- [What to produce]: Determine how many lines include "text". Give the number and nothing else.
━━━
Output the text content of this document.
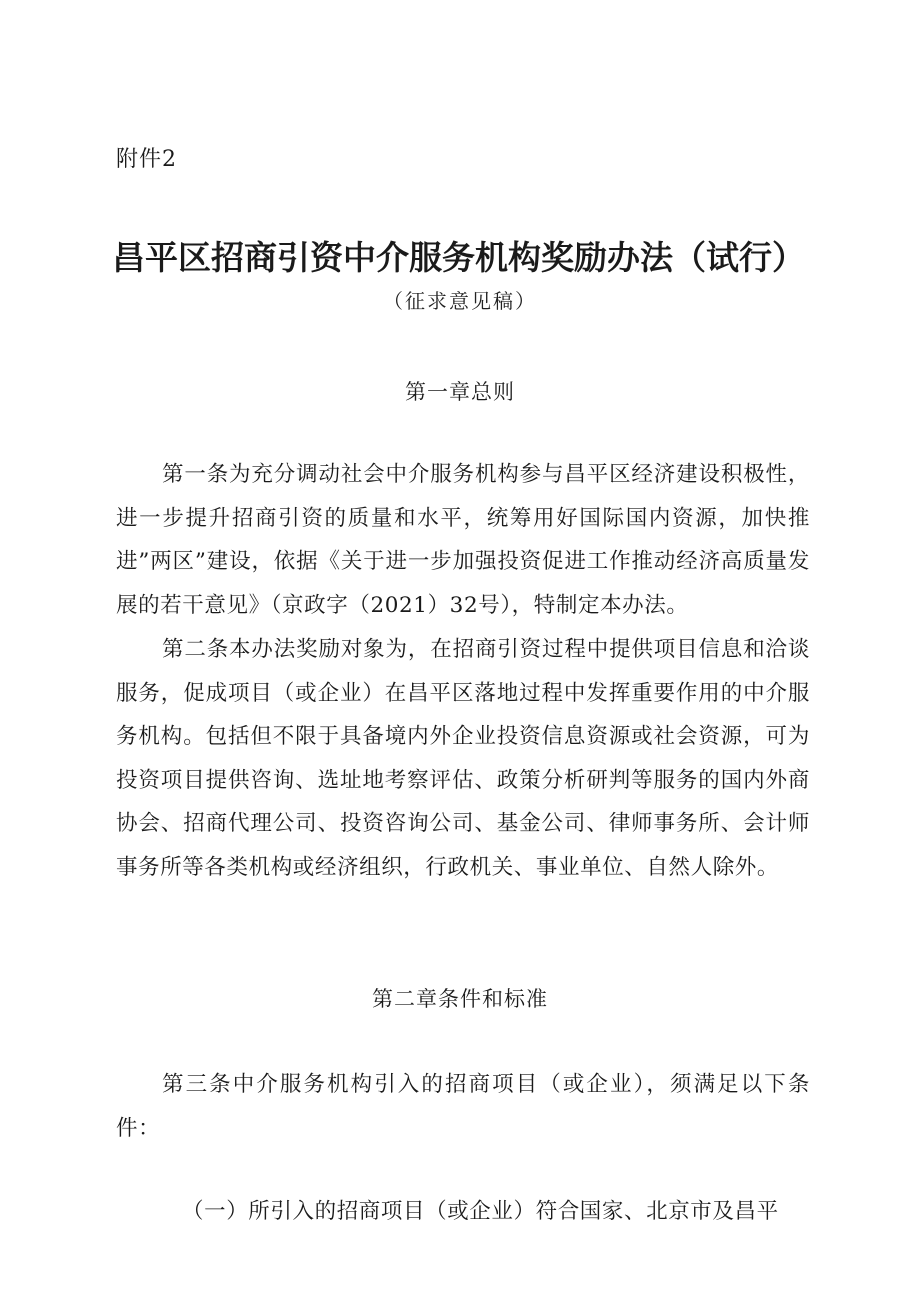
附件2
昌平区招商引资中介服务机构奖励办法（试行）
（征求意见稿）
第一章总则

第一条为充分调动社会中介服务机构参与昌平区经济建设积极性，进一步提升招商引资的质量和水平，统筹用好国际国内资源，加快推进”两区”建设，依据《关于进一步加强投资促进工作推动经济高质量发展的若干意见》（京政字（2021）32号），特制定本办法。

第二条本办法奖励对象为，在招商引资过程中提供项目信息和洽谈服务，促成项目（或企业）在昌平区落地过程中发挥重要作用的中介服务机构。包括但不限于具备境内外企业投资信息资源或社会资源，可为投资项目提供咨询、选址地考察评估、政策分析研判等服务的国内外商协会、招商代理公司、投资咨询公司、基金公司、律师事务所、会计师事务所等各类机构或经济组织，行政机关、事业单位、自然人除外。

第二章条件和标准

第三条中介服务机构引入的招商项目（或企业），须满足以下条件：

（一）所引入的招商项目（或企业）符合国家、北京市及昌平
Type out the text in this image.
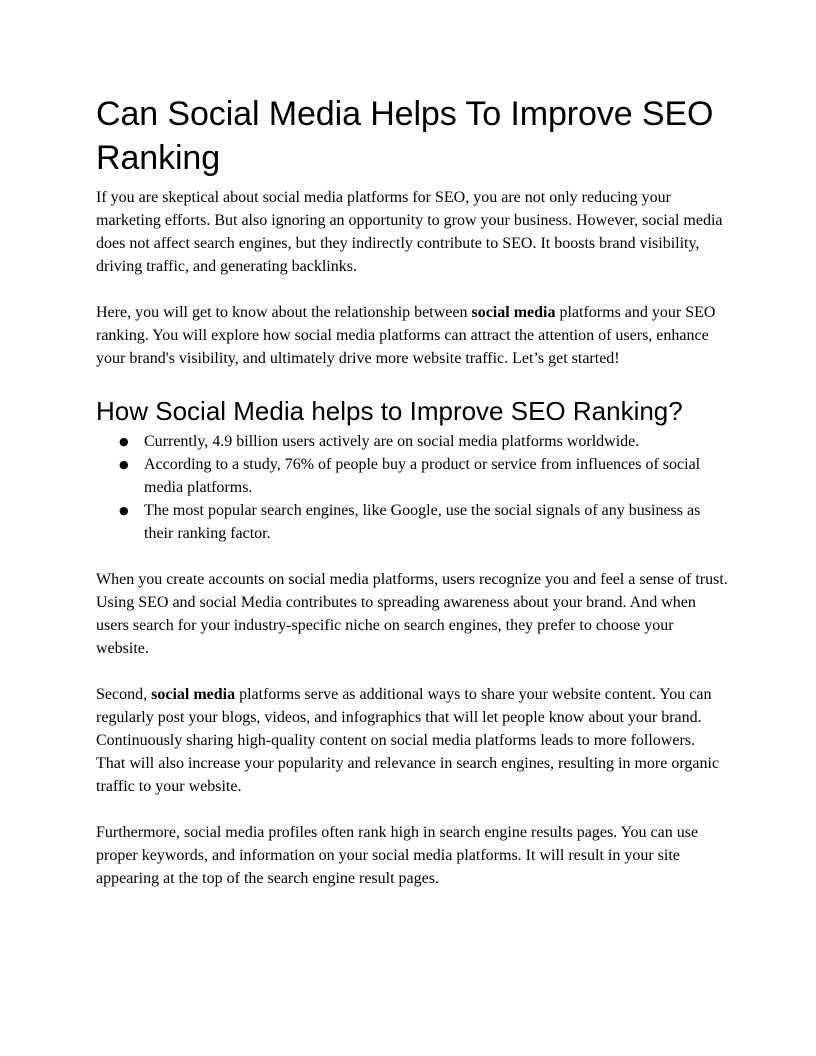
Can Social Media Helps To Improve SEO Ranking

If you are skeptical about social media platforms for SEO, you are not only reducing your marketing efforts. But also ignoring an opportunity to grow your business. However, social media does not affect search engines, but they indirectly contribute to SEO. It boosts brand visibility, driving traffic, and generating backlinks.

Here, you will get to know about the relationship between social media platforms and your SEO ranking. You will explore how social media platforms can attract the attention of users, enhance your brand's visibility, and ultimately drive more website traffic. Let’s get started!

How Social Media helps to Improve SEO Ranking?
● Currently, 4.9 billion users actively are on social media platforms worldwide.
● According to a study, 76% of people buy a product or service from influences of social media platforms.
● The most popular search engines, like Google, use the social signals of any business as their ranking factor.

When you create accounts on social media platforms, users recognize you and feel a sense of trust. Using SEO and social Media contributes to spreading awareness about your brand. And when users search for your industry-specific niche on search engines, they prefer to choose your website.

Second, social media platforms serve as additional ways to share your website content. You can regularly post your blogs, videos, and infographics that will let people know about your brand. Continuously sharing high-quality content on social media platforms leads to more followers. That will also increase your popularity and relevance in search engines, resulting in more organic traffic to your website.

Furthermore, social media profiles often rank high in search engine results pages. You can use proper keywords, and information on your social media platforms. It will result in your site appearing at the top of the search engine result pages.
━━━
- [Output of the exercise]: 2